ПРЕДСТАВЛЕННЫЕ СВЕДЕНИЯ:
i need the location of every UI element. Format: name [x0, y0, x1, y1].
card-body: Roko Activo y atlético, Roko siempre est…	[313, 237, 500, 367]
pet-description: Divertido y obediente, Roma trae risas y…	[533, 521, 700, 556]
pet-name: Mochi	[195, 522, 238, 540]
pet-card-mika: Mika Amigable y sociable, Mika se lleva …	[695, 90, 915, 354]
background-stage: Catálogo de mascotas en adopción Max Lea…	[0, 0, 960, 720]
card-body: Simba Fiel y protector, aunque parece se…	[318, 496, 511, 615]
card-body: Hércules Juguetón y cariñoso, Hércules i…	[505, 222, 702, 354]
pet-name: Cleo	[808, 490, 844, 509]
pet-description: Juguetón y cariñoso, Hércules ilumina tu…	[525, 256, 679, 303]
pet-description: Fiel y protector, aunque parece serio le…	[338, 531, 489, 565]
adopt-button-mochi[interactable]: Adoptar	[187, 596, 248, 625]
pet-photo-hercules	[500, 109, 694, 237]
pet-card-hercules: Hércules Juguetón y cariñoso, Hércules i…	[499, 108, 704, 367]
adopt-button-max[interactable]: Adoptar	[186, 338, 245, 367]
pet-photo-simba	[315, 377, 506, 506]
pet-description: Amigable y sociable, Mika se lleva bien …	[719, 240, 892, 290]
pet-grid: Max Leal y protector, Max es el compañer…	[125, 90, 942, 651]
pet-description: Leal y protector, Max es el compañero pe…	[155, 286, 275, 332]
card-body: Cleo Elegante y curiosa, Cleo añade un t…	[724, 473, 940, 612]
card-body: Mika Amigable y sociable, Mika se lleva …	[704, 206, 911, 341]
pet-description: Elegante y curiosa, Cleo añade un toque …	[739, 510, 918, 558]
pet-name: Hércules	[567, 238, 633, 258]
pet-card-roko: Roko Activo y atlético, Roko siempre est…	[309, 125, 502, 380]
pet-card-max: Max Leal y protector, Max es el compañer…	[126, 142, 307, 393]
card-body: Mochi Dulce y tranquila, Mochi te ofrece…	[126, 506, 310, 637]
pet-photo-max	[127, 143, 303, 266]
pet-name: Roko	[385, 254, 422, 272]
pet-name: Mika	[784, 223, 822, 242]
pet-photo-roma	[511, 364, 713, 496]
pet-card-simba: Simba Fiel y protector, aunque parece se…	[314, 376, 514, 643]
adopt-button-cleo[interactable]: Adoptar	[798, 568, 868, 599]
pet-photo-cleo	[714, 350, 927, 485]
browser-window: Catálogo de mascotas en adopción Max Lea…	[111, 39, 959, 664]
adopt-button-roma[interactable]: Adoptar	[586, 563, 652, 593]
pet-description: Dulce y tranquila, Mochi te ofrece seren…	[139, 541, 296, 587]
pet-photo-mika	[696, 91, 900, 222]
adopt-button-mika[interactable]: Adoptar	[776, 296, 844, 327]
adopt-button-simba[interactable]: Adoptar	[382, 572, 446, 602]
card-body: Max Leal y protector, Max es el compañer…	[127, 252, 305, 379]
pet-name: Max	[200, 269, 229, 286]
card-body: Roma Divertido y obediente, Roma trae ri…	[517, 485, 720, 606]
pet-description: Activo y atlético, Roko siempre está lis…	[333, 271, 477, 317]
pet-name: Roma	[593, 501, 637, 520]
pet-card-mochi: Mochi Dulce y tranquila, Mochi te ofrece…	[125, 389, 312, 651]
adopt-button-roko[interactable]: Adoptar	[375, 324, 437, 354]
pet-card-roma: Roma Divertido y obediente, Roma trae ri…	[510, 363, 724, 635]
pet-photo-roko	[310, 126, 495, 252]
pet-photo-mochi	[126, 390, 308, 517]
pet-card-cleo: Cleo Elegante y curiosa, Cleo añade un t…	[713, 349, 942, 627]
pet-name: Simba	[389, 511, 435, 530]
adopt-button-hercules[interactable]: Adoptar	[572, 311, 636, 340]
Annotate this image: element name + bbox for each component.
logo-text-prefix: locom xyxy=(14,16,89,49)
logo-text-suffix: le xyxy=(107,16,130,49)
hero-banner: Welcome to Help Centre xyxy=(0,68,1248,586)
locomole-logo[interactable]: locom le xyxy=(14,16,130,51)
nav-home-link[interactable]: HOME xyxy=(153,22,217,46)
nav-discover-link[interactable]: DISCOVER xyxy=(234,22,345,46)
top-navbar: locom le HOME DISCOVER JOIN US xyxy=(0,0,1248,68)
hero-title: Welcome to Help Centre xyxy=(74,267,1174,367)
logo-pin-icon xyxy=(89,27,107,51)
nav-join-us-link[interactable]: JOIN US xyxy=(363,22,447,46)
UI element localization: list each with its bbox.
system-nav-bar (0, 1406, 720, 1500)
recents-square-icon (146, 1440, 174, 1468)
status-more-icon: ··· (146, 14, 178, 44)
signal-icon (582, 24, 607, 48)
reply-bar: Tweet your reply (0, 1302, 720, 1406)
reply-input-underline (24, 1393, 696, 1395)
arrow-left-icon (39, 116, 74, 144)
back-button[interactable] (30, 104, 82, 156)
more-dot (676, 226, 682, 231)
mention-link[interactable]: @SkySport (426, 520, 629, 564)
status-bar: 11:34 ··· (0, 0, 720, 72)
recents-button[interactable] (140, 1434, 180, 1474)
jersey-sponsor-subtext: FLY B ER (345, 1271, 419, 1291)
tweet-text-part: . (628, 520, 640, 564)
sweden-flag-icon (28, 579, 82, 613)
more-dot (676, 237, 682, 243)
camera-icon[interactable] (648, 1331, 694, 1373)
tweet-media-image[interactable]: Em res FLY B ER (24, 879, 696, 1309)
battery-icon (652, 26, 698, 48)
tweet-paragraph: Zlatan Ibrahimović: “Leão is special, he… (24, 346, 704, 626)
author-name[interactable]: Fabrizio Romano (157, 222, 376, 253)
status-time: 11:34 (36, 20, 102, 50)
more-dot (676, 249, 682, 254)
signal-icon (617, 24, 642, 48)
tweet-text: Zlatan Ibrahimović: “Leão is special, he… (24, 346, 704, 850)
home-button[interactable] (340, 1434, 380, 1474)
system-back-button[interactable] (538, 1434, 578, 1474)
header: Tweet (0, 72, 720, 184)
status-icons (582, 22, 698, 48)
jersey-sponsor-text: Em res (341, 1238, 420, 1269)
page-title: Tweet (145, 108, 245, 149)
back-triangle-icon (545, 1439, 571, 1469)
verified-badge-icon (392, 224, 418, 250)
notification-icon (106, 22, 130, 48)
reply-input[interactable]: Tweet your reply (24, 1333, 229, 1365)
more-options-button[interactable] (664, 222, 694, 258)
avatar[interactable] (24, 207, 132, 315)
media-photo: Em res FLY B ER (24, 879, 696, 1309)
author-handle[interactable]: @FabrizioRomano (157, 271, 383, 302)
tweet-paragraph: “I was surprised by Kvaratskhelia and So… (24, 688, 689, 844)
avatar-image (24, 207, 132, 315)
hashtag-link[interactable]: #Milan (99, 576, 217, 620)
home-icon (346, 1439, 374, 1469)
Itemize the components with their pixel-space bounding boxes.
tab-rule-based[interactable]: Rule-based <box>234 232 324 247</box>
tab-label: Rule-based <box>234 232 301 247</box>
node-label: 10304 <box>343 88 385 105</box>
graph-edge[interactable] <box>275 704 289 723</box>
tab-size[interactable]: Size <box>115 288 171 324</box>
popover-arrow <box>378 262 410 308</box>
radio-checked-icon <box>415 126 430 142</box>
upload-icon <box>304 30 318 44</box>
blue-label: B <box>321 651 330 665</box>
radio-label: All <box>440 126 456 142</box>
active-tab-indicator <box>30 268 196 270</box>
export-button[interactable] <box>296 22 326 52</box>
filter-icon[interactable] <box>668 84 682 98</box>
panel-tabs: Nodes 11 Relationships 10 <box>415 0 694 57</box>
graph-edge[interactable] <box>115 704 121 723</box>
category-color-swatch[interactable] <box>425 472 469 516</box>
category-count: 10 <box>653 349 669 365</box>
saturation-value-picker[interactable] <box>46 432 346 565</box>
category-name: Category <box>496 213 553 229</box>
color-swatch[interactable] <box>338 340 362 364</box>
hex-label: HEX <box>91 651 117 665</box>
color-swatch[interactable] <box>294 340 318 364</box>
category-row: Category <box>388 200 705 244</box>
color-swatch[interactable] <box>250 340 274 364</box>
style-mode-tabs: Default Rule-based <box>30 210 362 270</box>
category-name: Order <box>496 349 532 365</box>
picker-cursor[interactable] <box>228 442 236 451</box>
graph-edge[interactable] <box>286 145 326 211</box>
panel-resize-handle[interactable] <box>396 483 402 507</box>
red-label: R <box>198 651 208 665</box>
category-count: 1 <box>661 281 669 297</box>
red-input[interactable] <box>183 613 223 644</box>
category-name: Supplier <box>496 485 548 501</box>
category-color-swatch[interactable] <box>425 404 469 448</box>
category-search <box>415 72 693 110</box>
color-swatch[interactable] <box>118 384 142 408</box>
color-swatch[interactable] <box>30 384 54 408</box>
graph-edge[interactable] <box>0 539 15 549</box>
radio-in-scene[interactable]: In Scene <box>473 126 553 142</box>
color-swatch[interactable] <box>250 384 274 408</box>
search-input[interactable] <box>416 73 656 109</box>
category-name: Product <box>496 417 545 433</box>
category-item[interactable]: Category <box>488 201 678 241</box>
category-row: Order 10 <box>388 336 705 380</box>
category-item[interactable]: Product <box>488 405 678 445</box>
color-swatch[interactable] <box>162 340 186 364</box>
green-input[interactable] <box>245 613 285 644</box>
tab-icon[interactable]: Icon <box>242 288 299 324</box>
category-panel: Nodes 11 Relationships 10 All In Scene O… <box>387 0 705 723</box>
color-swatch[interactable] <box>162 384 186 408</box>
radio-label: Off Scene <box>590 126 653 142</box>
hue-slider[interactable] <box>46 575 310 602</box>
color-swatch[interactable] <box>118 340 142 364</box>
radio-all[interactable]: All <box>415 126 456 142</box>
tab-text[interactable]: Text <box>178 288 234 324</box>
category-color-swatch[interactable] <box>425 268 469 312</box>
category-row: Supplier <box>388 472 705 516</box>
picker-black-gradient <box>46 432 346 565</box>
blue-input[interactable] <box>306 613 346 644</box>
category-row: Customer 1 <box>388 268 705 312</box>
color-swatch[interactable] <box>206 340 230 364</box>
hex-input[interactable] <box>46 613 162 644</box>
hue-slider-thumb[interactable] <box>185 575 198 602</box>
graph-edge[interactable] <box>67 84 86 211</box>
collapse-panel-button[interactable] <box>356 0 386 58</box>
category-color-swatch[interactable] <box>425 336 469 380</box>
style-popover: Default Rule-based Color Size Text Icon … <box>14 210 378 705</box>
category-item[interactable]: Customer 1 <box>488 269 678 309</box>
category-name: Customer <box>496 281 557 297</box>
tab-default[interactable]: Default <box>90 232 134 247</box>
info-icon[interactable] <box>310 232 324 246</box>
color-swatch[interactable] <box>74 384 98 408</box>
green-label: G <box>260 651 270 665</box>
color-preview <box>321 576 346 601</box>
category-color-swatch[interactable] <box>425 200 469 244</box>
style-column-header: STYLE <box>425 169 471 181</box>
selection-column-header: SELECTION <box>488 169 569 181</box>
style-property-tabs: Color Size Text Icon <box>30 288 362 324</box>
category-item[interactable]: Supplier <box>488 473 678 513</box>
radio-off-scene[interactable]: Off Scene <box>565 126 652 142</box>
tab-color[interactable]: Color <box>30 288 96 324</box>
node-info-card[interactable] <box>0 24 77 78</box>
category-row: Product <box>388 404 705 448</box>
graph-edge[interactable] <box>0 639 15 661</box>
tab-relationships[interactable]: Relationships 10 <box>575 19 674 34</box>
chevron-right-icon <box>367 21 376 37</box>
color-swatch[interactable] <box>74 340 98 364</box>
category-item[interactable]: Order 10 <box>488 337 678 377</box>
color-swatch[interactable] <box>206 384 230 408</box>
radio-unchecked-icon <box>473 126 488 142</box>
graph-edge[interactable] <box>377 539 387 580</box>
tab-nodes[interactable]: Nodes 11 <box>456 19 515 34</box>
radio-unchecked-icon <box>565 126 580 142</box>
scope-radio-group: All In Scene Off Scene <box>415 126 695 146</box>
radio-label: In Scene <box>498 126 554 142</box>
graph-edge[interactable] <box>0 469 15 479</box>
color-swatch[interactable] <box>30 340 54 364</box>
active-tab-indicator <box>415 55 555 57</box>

ПИСЬМЕННОЕ ЗАДАНИЕ: Найдите в материале выше все строки, где встречается слово «Activo» с учетом регистра, и перепишите каждую из них полностью.

ОТВЕТ НА ЗАДАЧУ:
card-body: Roko Activo y atlético, Roko siempre est…	[313, 237, 500, 367]
pet-card-roko: Roko Activo y atlético, Roko siempre est…	[309, 125, 502, 380]
pet-description: Activo y atlético, Roko siempre está lis…	[333, 271, 477, 317]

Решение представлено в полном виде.